Instruction:
Find every line in the records below that holds the word "entrée" and copy it.

## begin

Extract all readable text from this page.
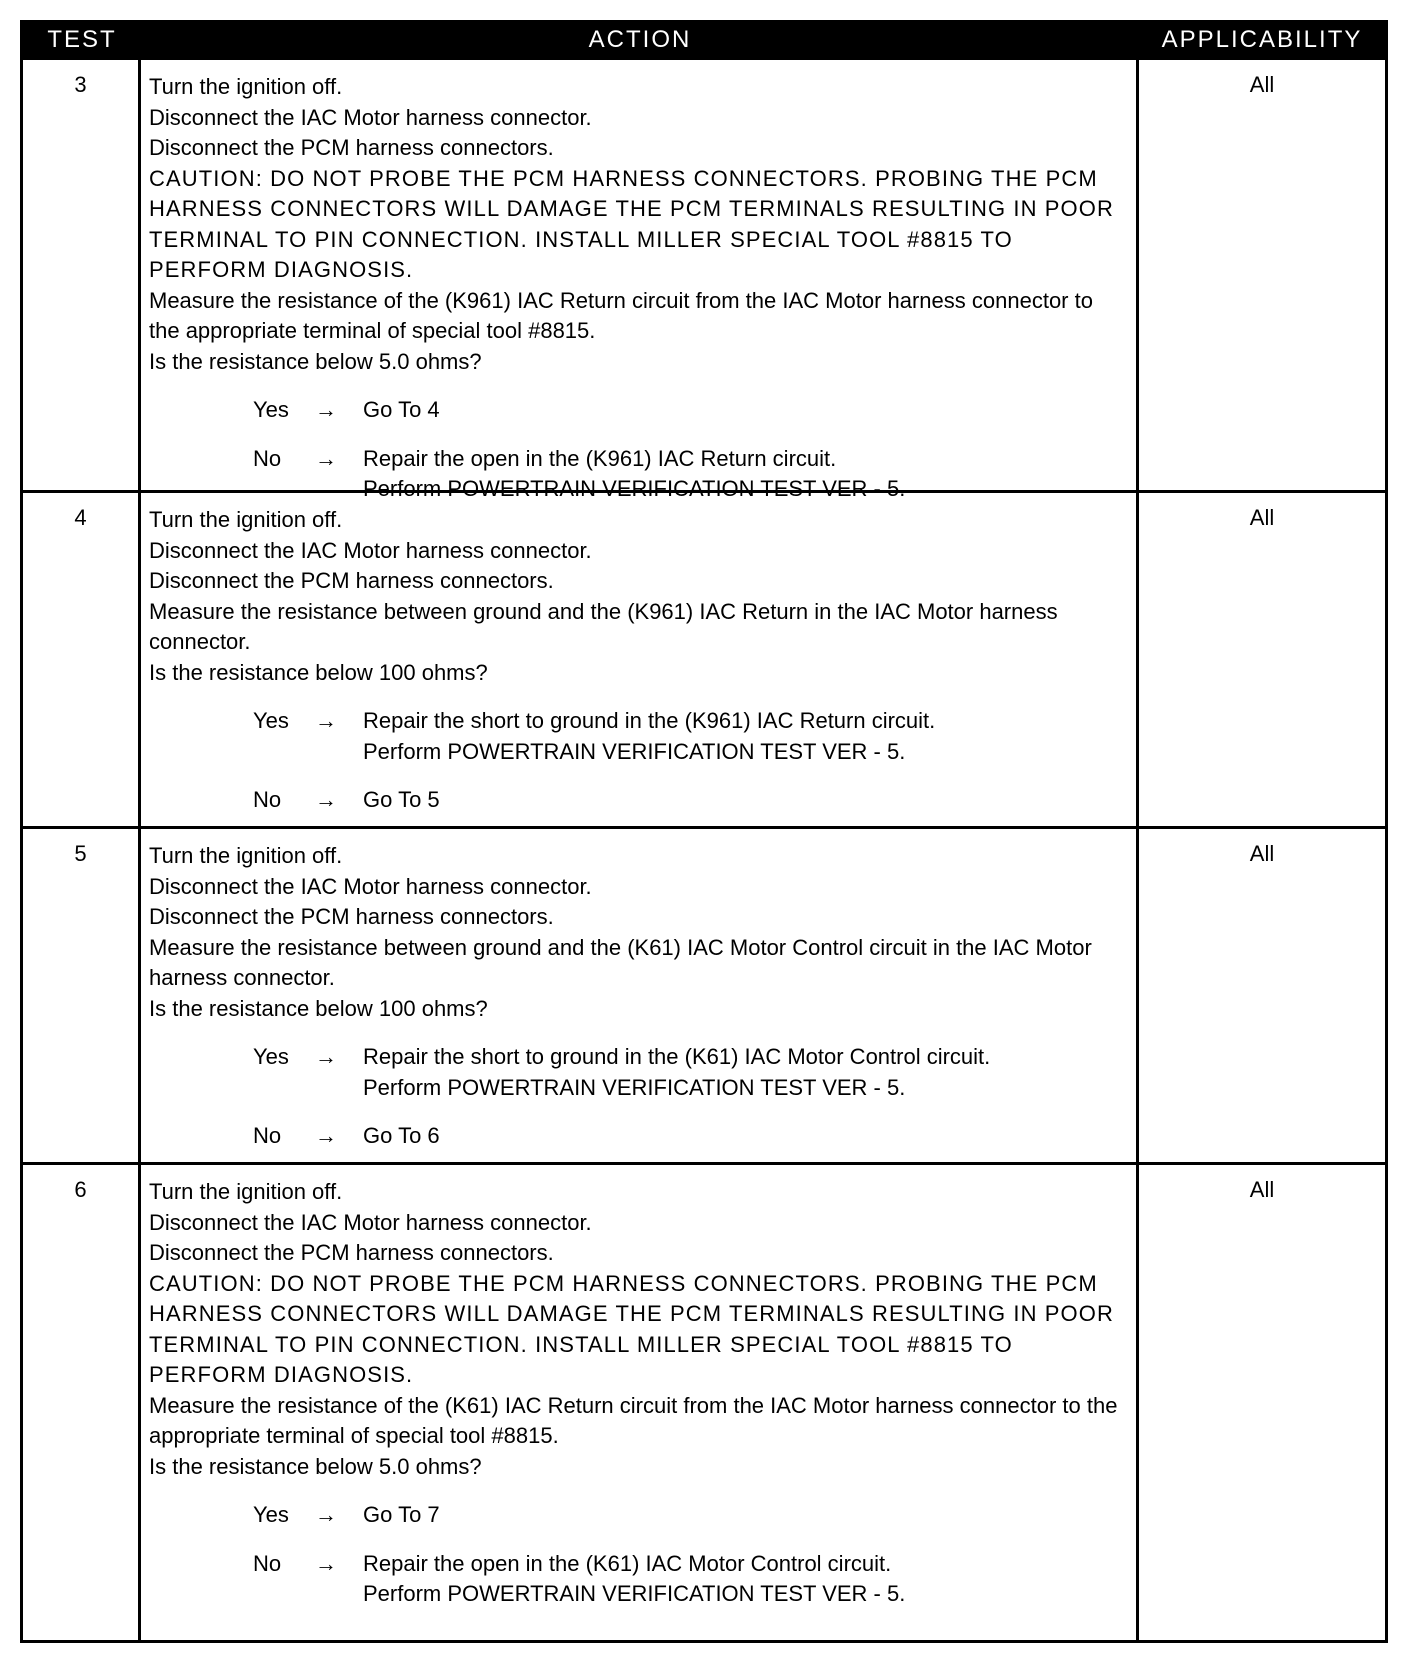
TEST	ACTION	APPLICABILITY
3	Turn the ignition off.
Disconnect the IAC Motor harness connector.
Disconnect the PCM harness connectors.
CAUTION: DO NOT PROBE THE PCM HARNESS CONNECTORS. PROBING THE PCM HARNESS CONNECTORS WILL DAMAGE THE PCM TERMINALS RESULTING IN POOR TERMINAL TO PIN CONNECTION. INSTALL MILLER SPECIAL TOOL #8815 TO PERFORM DIAGNOSIS.
Measure the resistance of the (K961) IAC Return circuit from the IAC Motor harness connector to the appropriate terminal of special tool #8815.
Is the resistance below 5.0 ohms?
Yes	→	Go To 4
No	→	Repair the open in the (K961) IAC Return circuit.
Perform POWERTRAIN VERIFICATION TEST VER - 5.
All
4	Turn the ignition off.
Disconnect the IAC Motor harness connector.
Disconnect the PCM harness connectors.
Measure the resistance between ground and the (K961) IAC Return in the IAC Motor harness connector.
Is the resistance below 100 ohms?
Yes	→	Repair the short to ground in the (K961) IAC Return circuit.
Perform POWERTRAIN VERIFICATION TEST VER - 5.
No	→	Go To 5
All
5	Turn the ignition off.
Disconnect the IAC Motor harness connector.
Disconnect the PCM harness connectors.
Measure the resistance between ground and the (K61) IAC Motor Control circuit in the IAC Motor harness connector.
Is the resistance below 100 ohms?
Yes	→	Repair the short to ground in the (K61) IAC Motor Control circuit.
Perform POWERTRAIN VERIFICATION TEST VER - 5.
No	→	Go To 6
All
6	Turn the ignition off.
Disconnect the IAC Motor harness connector.
Disconnect the PCM harness connectors.
CAUTION: DO NOT PROBE THE PCM HARNESS CONNECTORS. PROBING THE PCM HARNESS CONNECTORS WILL DAMAGE THE PCM TERMINALS RESULTING IN POOR TERMINAL TO PIN CONNECTION. INSTALL MILLER SPECIAL TOOL #8815 TO PERFORM DIAGNOSIS.
Measure the resistance of the (K61) IAC Return circuit from the IAC Motor harness connector to the appropriate terminal of special tool #8815.
Is the resistance below 5.0 ohms?
Yes	→	Go To 7
No	→	Repair the open in the (K61) IAC Motor Control circuit.
Perform POWERTRAIN VERIFICATION TEST VER - 5.
All
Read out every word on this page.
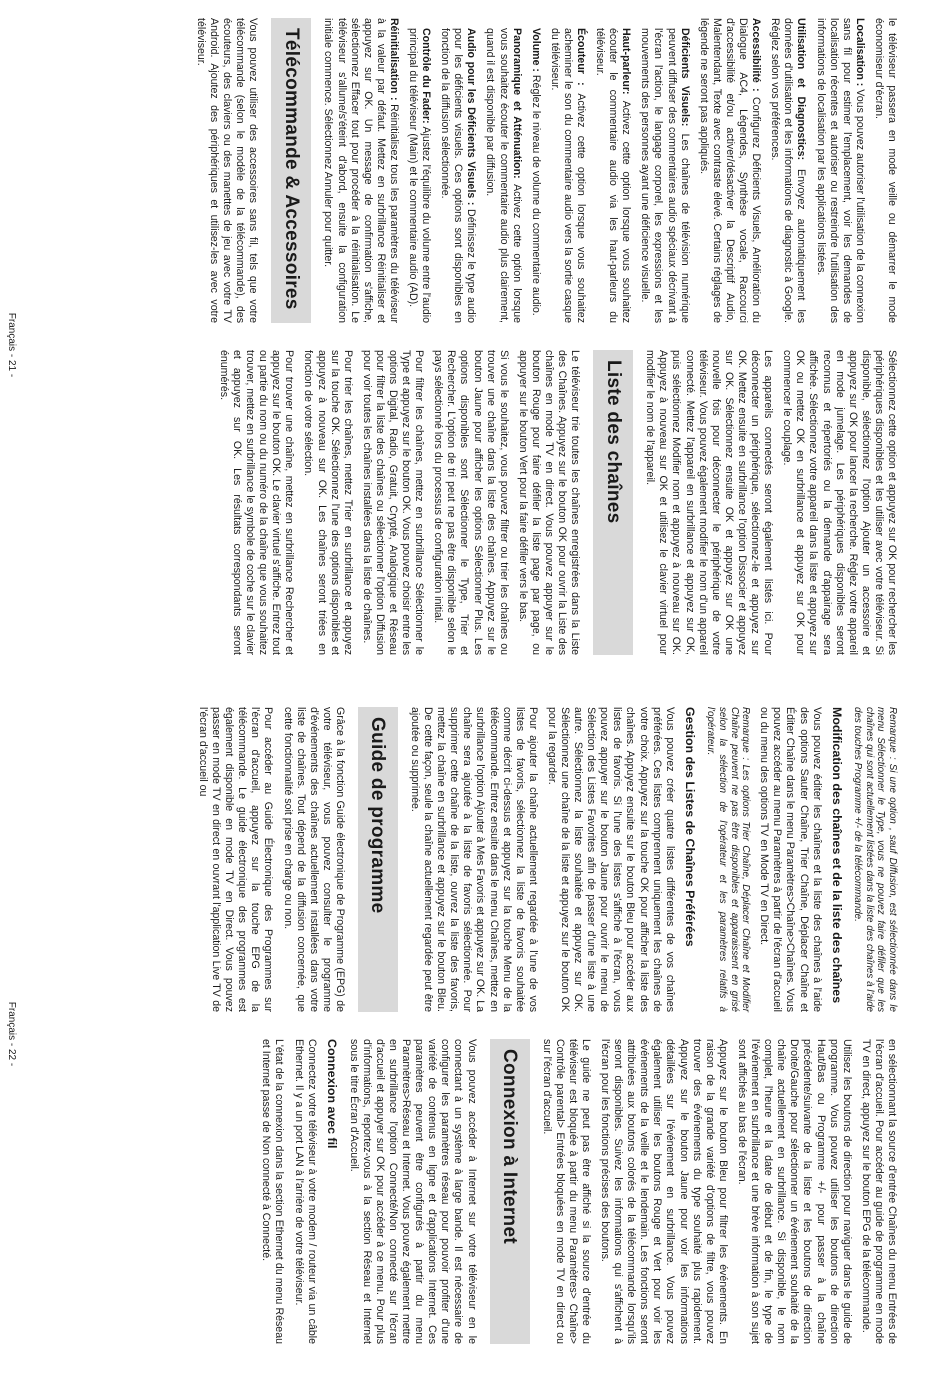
le téléviseur passera en mode veille ou démarrer le mode économiseur d'écran.

Localisation : Vous pouvez autoriser l'utilisation de la connexion sans fil pour estimer l'emplacement, voir les demandes de localisation récentes et autoriser ou restreindre l'utilisation des informations de localisation par les applications listées.

Utilisation et Diagnostics: Envoyez automatiquement les données d'utilisation et les informations de diagnostic à Google. Réglez selon vos préférences.

Accessibilité : Configurez Déficients Visuels, Amélioration du Dialogue AC4, Légendes, Synthèse vocale, Raccourci d'accessibilité et/ou activer/désactiver la Descriptif Audio, Malentendant, Texte avec contraste élevé. Certains réglages de légende ne seront pas appliqués.

Déficients Visuels: Les chaînes de télévision numérique peuvent diffuser des commentaires audio spéciaux décrivant à l'écran l'action, le langage corporel, les expressions et les mouvements des personnes ayant une déficience visuelle.

Haut-parleur: Activez cette option lorsque vous souhaitez écouter le commentaire audio via les haut-parleurs du téléviseur.

Écouteur : Activez cette option lorsque vous souhaitez acheminer le son du commentaire audio vers la sortie casque du téléviseur.

Volume : Réglez le niveau de volume du commentaire audio.

Panoramique et Atténuation: Activez cette option lorsque vous souhaitez écouter le commentaire audio plus clairement, quand il est disponible par diffusion.

Audio pour les Déficients Visuels : Définissez le type audio pour les déficients visuels. Ces options sont disponibles en fonction de la diffusion sélectionnée.

Contrôle du Fader: Ajustez l'équilibre du volume entre l'audio principal du téléviseur (Main) et le commentaire audio (AD).

Réinitialisation : Réinitialisez tous les paramètres du téléviseur à la valeur par défaut. Mettez en surbrillance Réinitialiser et appuyez sur OK. Un message de confirmation s'affiche, sélectionnez Effacer tout pour procéder à la réinitialisation. Le téléviseur s'allume/s'éteint d'abord, ensuite la configuration initiale commence. Sélectionnez Annuler pour quitter.

Télécommande & Accessoires

Vous pouvez utiliser des accessoires sans fil, tels que votre télécommande (selon le modèle de la télécommande), des écouteurs, des claviers ou des manettes de jeu avec votre TV Android. Ajoutez des périphériques et utilisez-les avec votre téléviseur.

Sélectionnez cette option et appuyez sur OK pour rechercher les périphériques disponibles et les utiliser avec votre téléviseur. Si disponible, sélectionnez l'option Ajouter un accessoire et appuyez sur OK pour lancer la recherche. Réglez votre appareil en mode jumelage. Les périphériques disponibles seront reconnus et répertoriés ou la demande d'appairage sera affichée. Sélectionnez votre appareil dans la liste et appuyez sur OK ou mettez OK en surbrillance et appuyez sur OK pour commencer le couplage.

Les appareils connectés seront également listés ici. Pour déconnecter un périphérique, sélectionnez-le et appuyez sur OK. Mettez ensuite en surbrillance l'option Dissocier et appuyez sur OK. Sélectionnez ensuite OK et appuyez sur OK une nouvelle fois pour déconnecter le périphérique de votre téléviseur. Vous pouvez également modifier le nom d'un appareil connecté. Mettez l'appareil en surbrillance et appuyez sur OK, puis sélectionnez Modifier nom et appuyez à nouveau sur OK. Appuyez à nouveau sur OK et utilisez le clavier virtuel pour modifier le nom de l'appareil.

Liste des chaînes

Le téléviseur trie toutes les chaînes enregistrées dans la Liste des Chaînes. Appuyez sur le bouton OK pour ouvrir la Liste des chaînes en mode TV en direct. Vous pouvez appuyer sur le bouton Rouge pour faire défiler la liste page par page, ou appuyer sur le bouton Vert pour la faire défiler vers le bas.

Si vous le souhaitez, vous pouvez filtrer ou trier les chaînes ou trouver une chaîne dans la liste des chaînes. Appuyez sur le bouton Jaune pour afficher les options Sélectionner Plus. Les options disponibles sont Sélectionner le Type, Trier et Rechercher. L'option de tri peut ne pas être disponible selon le pays sélectionné lors du processus de configuration initial.

Pour filtrer les chaînes, mettez en surbrillance Sélectionner le Type et appuyez sur le bouton OK. Vous pouvez choisir entre les options Digital, Radio, Gratuit, Crypté, Analogique et Réseau pour filtrer la liste des chaînes ou sélectionner l'option Diffusion pour voir toutes les chaînes installées dans la liste de chaînes.

Pour trier les chaînes, mettez Trier en surbrillance et appuyez sur la touche OK. Sélectionnez l'une des options disponibles et appuyez à nouveau sur OK. Les chaînes seront triées en fonction de votre sélection.

Pour trouver une chaîne, mettez en surbrillance Rechercher et appuyez sur le bouton OK. Le clavier virtuel s'affiche. Entrez tout ou partie du nom ou du numéro de la chaîne que vous souhaitez trouver, mettez en surbrillance le symbole de coche sur le clavier et appuyez sur OK. Les résultats correspondants seront énumérés.

Français - 21 -

Remarque : Si une option , sauf Diffusion, est sélectionnée dans le menu Sélectionner le Type, vous ne pouvez faire défiler que les chaînes qui sont actuellement listées dans la liste des chaînes à l'aide des touches Programme +/- de la télécommande.

Modification des chaînes et de la liste des chaînes

Vous pouvez éditer les chaînes et la liste des chaînes à l'aide des options Sauter Chaîne, Trier Chaîne, Déplacer Chaîne et Éditer Chaîne dans le menu Paramètres>Chaîne>Chaînes. Vous pouvez accéder au menu Paramètres à partir de l'écran d'accueil ou du menu des options TV en Mode TV en Direct.

Remarque : Les options Trier Chaîne, Déplacer Chaîne et Modifier Chaîne peuvent ne pas être disponibles et apparaissent en grisé selon la sélection de l'opérateur et les paramètres relatifs à l'opérateur.

Gestion des Listes de Chaînes Préférées

Vous pouvez créer quatre listes différentes de vos chaînes préférées. Ces listes comprennent uniquement les chaînes de votre choix. Appuyez sur la touche OK pour afficher la liste des chaînes. Appuyez ensuite sur le bouton Bleu pour accéder aux listes de favoris. Si l'une des listes s'affiche à l'écran, vous pouvez appuyer sur le bouton Jaune pour ouvrir le menu de Sélection des Listes Favorites afin de passer d'une liste à une autre. Sélectionnez la liste souhaitée et appuyez sur OK. Sélectionnez une chaîne de la liste et appuyez sur le bouton OK pour la regarder.

Pour ajouter la chaîne actuellement regardée à l'une de vos listes de favoris, sélectionnez la liste de favoris souhaitée comme décrit ci-dessus et appuyez sur la touche Menu de la télécommande. Entrez ensuite dans le menu Chaînes, mettez en surbrillance l'option Ajouter à Mes Favoris et appuyez sur OK. La chaîne sera ajoutée à la liste de favoris sélectionnée. Pour supprimer cette chaîne de la liste, ouvrez la liste des favoris, mettez la chaîne en surbrillance et appuyez sur le bouton Bleu. De cette façon, seule la chaîne actuellement regardée peut être ajoutée ou supprimée.

Guide de programme

Grâce à la fonction Guide électronique de Programme (EPG) de votre téléviseur, vous pouvez consulter le programme d'événements des chaînes actuellement installées dans votre liste de chaînes. Tout dépend de la diffusion concernée, que cette fonctionnalité soit prise en charge ou non.

Pour accéder au Guide Électronique des Programmes sur l'écran d'accueil, appuyez sur la touche EPG de la télécommande. Le guide électronique des programmes est également disponible en mode TV en Direct. Vous pouvez passer en mode TV en direct en ouvrant l'application Live TV de l'écran d'accueil ou

en sélectionnant la source d'entrée Chaînes du menu Entrées de l'écran d'accueil. Pour accéder au guide de programme en mode TV en direct, appuyez sur le bouton EPG de la télécommande.

Utilisez les boutons de direction pour naviguer dans le guide de programme. Vous pouvez utiliser les boutons de direction Haut/Bas ou Programme +/- pour passer à la chaîne précédente/suivante de la liste et les boutons de direction Droite/Gauche pour sélectionner un événement souhaité de la chaîne actuellement en surbrillance. Si disponible, le nom complet, l'heure et la date de début et de fin, le type de l'événement en surbrillance et une brève information à son sujet sont affichés au bas de l'écran.

Appuyez sur le bouton Bleu pour filtrer les événements. En raison de la grande variété d'options de filtre, vous pouvez trouver des événements du type souhaité plus rapidement. Appuyez sur le bouton Jaune pour voir les informations détaillées sur l'événement en surbrillance. Vous pouvez également utiliser les boutons Rouge et Vert pour voir les événements de la veille et le lendemain. Les fonctions seront attribuées aux boutons colorés de la télécommande lorsqu'ils seront disponibles. Suivez les informations qui s'affichent à l'écran pour les fonctions précises des boutons.

Le guide ne peut pas être affiché si la source d'entrée du téléviseur est bloquée à partir du menu Paramètres> Chaîne> Contrôle parental> Entrées bloquées en mode TV en direct ou sur l'écran d'accueil.

Connexion à Internet

Vous pouvez accéder à Internet sur votre téléviseur en le connectant à un système à large bande. Il est nécessaire de configurer les paramètres réseau pour pouvoir profiter d'une variété de contenus en ligne et d'applications Internet. Ces paramètres peuvent être configurés à partir du menu Paramètres>Réseau et Internet. Vous pouvez également mettre en surbrillance l'option Connecté/Non connecté sur l'écran d'accueil et appuyer sur OK pour accéder à ce menu. Pour plus d'informations, reportez-vous à la section Réseau et Internet sous le titre Écran d'Accueil.

Connexion avec fil

Connectez votre téléviseur à votre modem / routeur via un câble Ethernet. Il y a un port LAN à l'arrière de votre téléviseur.

L'état de la connexion dans la section Ethernet du menu Réseau et Internet passe de Non connecté à Connecté.

Français - 22 -
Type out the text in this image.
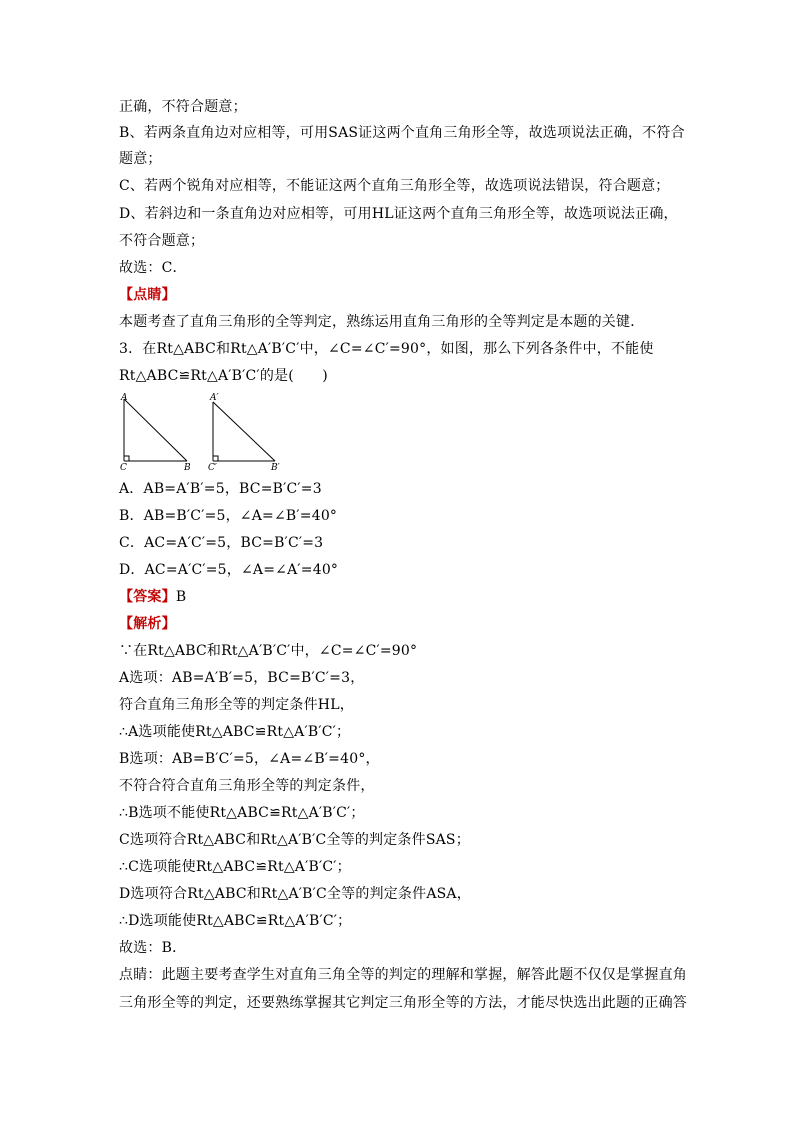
正确，不符合题意；
B、若两条直角边对应相等，可用SAS证这两个直角三角形全等，故选项说法正确，不符合
题意；
C、若两个锐角对应相等，不能证这两个直角三角形全等，故选项说法错误，符合题意；
D、若斜边和一条直角边对应相等，可用HL证这两个直角三角形全等，故选项说法正确，
不符合题意；
故选：C．
【点睛】
本题考查了直角三角形的全等判定，熟练运用直角三角形的全等判定是本题的关键．
3．在Rt△ABC和Rt△A′B′C′中，∠C=∠C′=90°，如图，那么下列各条件中，不能使
Rt△ABC≌Rt△A′B′C′的是(　　)
A
C	B
A′
C′	B′
A．AB=A′B′=5，BC=B′C′=3
B．AB=B′C′=5，∠A=∠B′=40°
C．AC=A′C′=5，BC=B′C′=3
D．AC=A′C′=5，∠A=∠A′=40°
【答案】B
【解析】
∵在Rt△ABC和Rt△A′B′C′中，∠C=∠C′=90°
A选项：AB=A′B′=5，BC=B′C′=3，
符合直角三角形全等的判定条件HL，
∴A选项能使Rt△ABC≌Rt△A′B′C′；
B选项：AB=B′C′=5，∠A=∠B′=40°，
不符合符合直角三角形全等的判定条件，
∴B选项不能使Rt△ABC≌Rt△A′B′C′；
C选项符合Rt△ABC和Rt△A′B′C全等的判定条件SAS；
∴C选项能使Rt△ABC≌Rt△A′B′C′；
D选项符合Rt△ABC和Rt△A′B′C全等的判定条件ASA，
∴D选项能使Rt△ABC≌Rt△A′B′C′；
故选：B．
点睛：此题主要考查学生对直角三角全等的判定的理解和掌握，解答此题不仅仅是掌握直角
三角形全等的判定，还要熟练掌握其它判定三角形全等的方法，才能尽快选出此题的正确答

## end

Correct answer:
en sélectionnant la source d'entrée Chaînes du menu Entrées de l'écran d'accueil. Pour accéder au guide de programme en mode TV en direct, appuyez sur le bouton EPG de la télécommande.
Le guide ne peut pas être affiché si la source d'entrée du téléviseur est bloquée à partir du menu Paramètres> Chaîne> Contrôle parental> Entrées bloquées en mode TV en direct ou sur l'écran d'accueil.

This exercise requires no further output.